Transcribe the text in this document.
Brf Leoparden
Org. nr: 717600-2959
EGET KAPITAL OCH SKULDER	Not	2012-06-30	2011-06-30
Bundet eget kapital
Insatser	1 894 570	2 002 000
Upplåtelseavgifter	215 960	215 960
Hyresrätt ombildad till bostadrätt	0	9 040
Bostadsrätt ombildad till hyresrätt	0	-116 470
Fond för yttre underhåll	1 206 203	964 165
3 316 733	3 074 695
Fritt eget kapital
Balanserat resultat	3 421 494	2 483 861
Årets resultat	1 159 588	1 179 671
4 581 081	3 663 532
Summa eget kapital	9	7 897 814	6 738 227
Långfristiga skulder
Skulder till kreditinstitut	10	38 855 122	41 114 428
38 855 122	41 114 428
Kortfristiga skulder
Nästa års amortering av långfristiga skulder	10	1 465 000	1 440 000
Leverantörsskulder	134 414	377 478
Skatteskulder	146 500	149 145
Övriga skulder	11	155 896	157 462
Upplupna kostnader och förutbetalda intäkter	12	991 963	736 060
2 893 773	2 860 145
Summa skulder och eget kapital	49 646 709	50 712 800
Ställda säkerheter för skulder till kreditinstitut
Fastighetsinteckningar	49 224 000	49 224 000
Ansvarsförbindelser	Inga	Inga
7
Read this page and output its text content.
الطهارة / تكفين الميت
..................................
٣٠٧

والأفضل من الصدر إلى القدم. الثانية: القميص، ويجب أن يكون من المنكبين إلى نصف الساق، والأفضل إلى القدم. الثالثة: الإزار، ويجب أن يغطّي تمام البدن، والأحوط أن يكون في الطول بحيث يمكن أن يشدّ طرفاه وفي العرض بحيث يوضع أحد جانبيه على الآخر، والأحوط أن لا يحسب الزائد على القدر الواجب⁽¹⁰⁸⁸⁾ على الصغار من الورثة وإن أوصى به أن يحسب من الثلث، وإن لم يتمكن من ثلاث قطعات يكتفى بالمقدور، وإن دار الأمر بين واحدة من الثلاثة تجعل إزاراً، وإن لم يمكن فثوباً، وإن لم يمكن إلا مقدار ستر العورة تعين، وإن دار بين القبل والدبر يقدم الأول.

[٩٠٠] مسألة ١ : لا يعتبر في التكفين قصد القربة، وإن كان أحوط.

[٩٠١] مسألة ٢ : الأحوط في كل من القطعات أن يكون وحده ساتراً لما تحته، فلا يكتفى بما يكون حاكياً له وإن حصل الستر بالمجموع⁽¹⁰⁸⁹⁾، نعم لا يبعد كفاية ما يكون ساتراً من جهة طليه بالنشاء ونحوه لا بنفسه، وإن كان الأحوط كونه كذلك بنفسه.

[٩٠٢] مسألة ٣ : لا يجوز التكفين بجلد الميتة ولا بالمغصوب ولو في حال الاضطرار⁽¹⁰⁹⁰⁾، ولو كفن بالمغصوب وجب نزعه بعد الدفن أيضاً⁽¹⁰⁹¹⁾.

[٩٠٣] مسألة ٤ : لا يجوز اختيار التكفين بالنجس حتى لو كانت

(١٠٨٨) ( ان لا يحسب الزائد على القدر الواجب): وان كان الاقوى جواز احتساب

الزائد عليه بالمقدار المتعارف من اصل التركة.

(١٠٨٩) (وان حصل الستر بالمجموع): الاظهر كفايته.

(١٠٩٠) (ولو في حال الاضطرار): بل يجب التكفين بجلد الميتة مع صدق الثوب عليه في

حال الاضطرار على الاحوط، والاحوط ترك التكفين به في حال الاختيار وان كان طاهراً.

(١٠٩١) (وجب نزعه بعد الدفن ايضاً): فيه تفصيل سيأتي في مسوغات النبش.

◇ ◇ ◇ ◇ ◇ ◇ ◇

What is the number of lines containing "Summa"? Give that number only.

> EXPECTED ANSWER:
2